───── Source records ─────
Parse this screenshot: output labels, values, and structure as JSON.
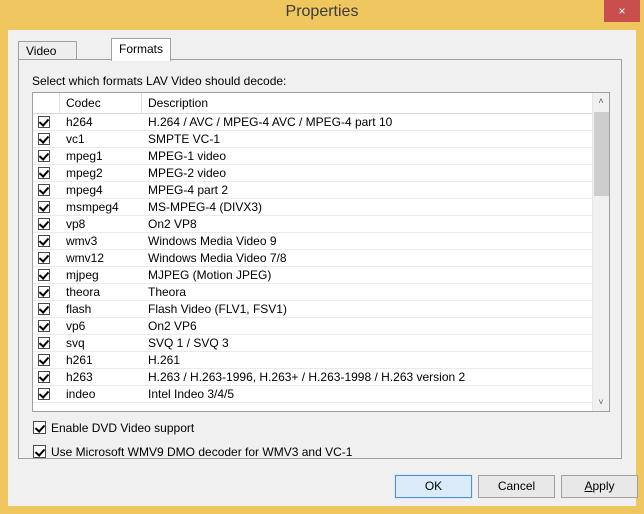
{
  "window": {
    "title": "Properties",
    "close_label": "×",
    "titlebar_color": "#efc75e",
    "close_button_color": "#c94f4f",
    "client_color": "#f0f0f0"
  },
  "tabs": [
    {
      "label": "Video Settings",
      "active": false
    },
    {
      "label": "Formats",
      "active": true
    }
  ],
  "panel": {
    "instruction": "Select which formats LAV Video should decode:"
  },
  "list": {
    "columns": [
      "",
      "Codec",
      "Description"
    ],
    "rows": [
      {
        "checked": true,
        "codec": "h264",
        "description": "H.264 / AVC / MPEG-4 AVC / MPEG-4 part 10"
      },
      {
        "checked": true,
        "codec": "vc1",
        "description": "SMPTE VC-1"
      },
      {
        "checked": true,
        "codec": "mpeg1",
        "description": "MPEG-1 video"
      },
      {
        "checked": true,
        "codec": "mpeg2",
        "description": "MPEG-2 video"
      },
      {
        "checked": true,
        "codec": "mpeg4",
        "description": "MPEG-4 part 2"
      },
      {
        "checked": true,
        "codec": "msmpeg4",
        "description": "MS-MPEG-4 (DIVX3)"
      },
      {
        "checked": true,
        "codec": "vp8",
        "description": "On2 VP8"
      },
      {
        "checked": true,
        "codec": "wmv3",
        "description": "Windows Media Video 9"
      },
      {
        "checked": true,
        "codec": "wmv12",
        "description": "Windows Media Video 7/8"
      },
      {
        "checked": true,
        "codec": "mjpeg",
        "description": "MJPEG (Motion JPEG)"
      },
      {
        "checked": true,
        "codec": "theora",
        "description": "Theora"
      },
      {
        "checked": true,
        "codec": "flash",
        "description": "Flash Video (FLV1, FSV1)"
      },
      {
        "checked": true,
        "codec": "vp6",
        "description": "On2 VP6"
      },
      {
        "checked": true,
        "codec": "svq",
        "description": "SVQ 1 / SVQ 3"
      },
      {
        "checked": true,
        "codec": "h261",
        "description": "H.261"
      },
      {
        "checked": true,
        "codec": "h263",
        "description": "H.263 / H.263-1996, H.263+ / H.263-1998 / H.263 version 2"
      },
      {
        "checked": true,
        "codec": "indeo",
        "description": "Intel Indeo 3/4/5"
      }
    ],
    "scrollbar": {
      "up_arrow": "˄",
      "down_arrow": "˅"
    }
  },
  "options": [
    {
      "checked": true,
      "label": "Enable DVD Video support"
    },
    {
      "checked": true,
      "label": "Use Microsoft WMV9 DMO decoder for WMV3 and VC-1"
    }
  ],
  "buttons": {
    "ok": "OK",
    "cancel": "Cancel",
    "apply_mnemonic": "A",
    "apply_rest": "pply"
  }
}
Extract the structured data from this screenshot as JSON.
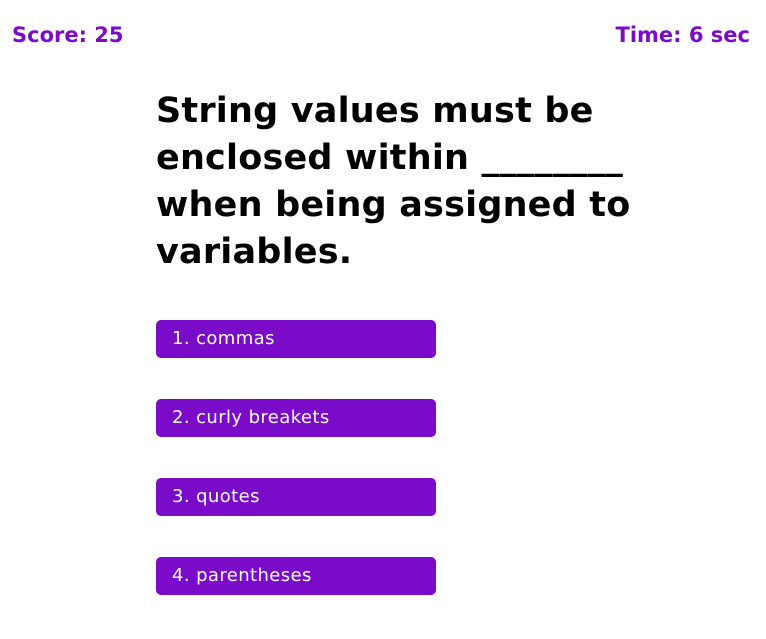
─────
Instruction: Every entry must be transcribed exactly. Pictures do not belong in the copy.

Complete output:
Parse this screenshot: output labels, values, and structure as JSON.
{
  "window": {
    "title": "Properties",
    "close_label": "×",
    "titlebar_color": "#efc75e",
    "close_button_color": "#c94f4f",
    "client_color": "#f0f0f0"
  },
  "tabs": [
    {
      "label": "Video Settings",
      "active": false
    },
    {
      "label": "Formats",
      "active": true
    }
  ],
  "panel": {
    "instruction": "Select which formats LAV Video should decode:"
  },
  "list": {
    "columns": [
      "",
      "Codec",
      "Description"
    ],
    "rows": [
      {
        "checked": true,
        "codec": "h264",
        "description": "H.264 / AVC / MPEG-4 AVC / MPEG-4 part 10"
      },
      {
        "checked": true,
        "codec": "vc1",
        "description": "SMPTE VC-1"
      },
      {
        "checked": true,
        "codec": "mpeg1",
        "description": "MPEG-1 video"
      },
      {
        "checked": true,
        "codec": "mpeg2",
        "description": "MPEG-2 video"
      },
      {
        "checked": true,
        "codec": "mpeg4",
        "description": "MPEG-4 part 2"
      },
      {
        "checked": true,
        "codec": "msmpeg4",
        "description": "MS-MPEG-4 (DIVX3)"
      },
      {
        "checked": true,
        "codec": "vp8",
        "description": "On2 VP8"
      },
      {
        "checked": true,
        "codec": "wmv3",
        "description": "Windows Media Video 9"
      },
      {
        "checked": true,
        "codec": "wmv12",
        "description": "Windows Media Video 7/8"
      },
      {
        "checked": true,
        "codec": "mjpeg",
        "description": "MJPEG (Motion JPEG)"
      },
      {
        "checked": true,
        "codec": "theora",
        "description": "Theora"
      },
      {
        "checked": true,
        "codec": "flash",
        "description": "Flash Video (FLV1, FSV1)"
      },
      {
        "checked": true,
        "codec": "vp6",
        "description": "On2 VP6"
      },
      {
        "checked": true,
        "codec": "svq",
        "description": "SVQ 1 / SVQ 3"
      },
      {
        "checked": true,
        "codec": "h261",
        "description": "H.261"
      },
      {
        "checked": true,
        "codec": "h263",
        "description": "H.263 / H.263-1996, H.263+ / H.263-1998 / H.263 version 2"
      },
      {
        "checked": true,
        "codec": "indeo",
        "description": "Intel Indeo 3/4/5"
      }
    ],
    "scrollbar": {
      "up_arrow": "˄",
      "down_arrow": "˅"
    }
  },
  "options": [
    {
      "checked": true,
      "label": "Enable DVD Video support"
    },
    {
      "checked": true,
      "label": "Use Microsoft WMV9 DMO decoder for WMV3 and VC-1"
    }
  ],
  "buttons": {
    "ok": "OK",
    "cancel": "Cancel",
    "apply_mnemonic": "A",
    "apply_rest": "pply"
  }
}
Extract the structured data from this screenshot as JSON.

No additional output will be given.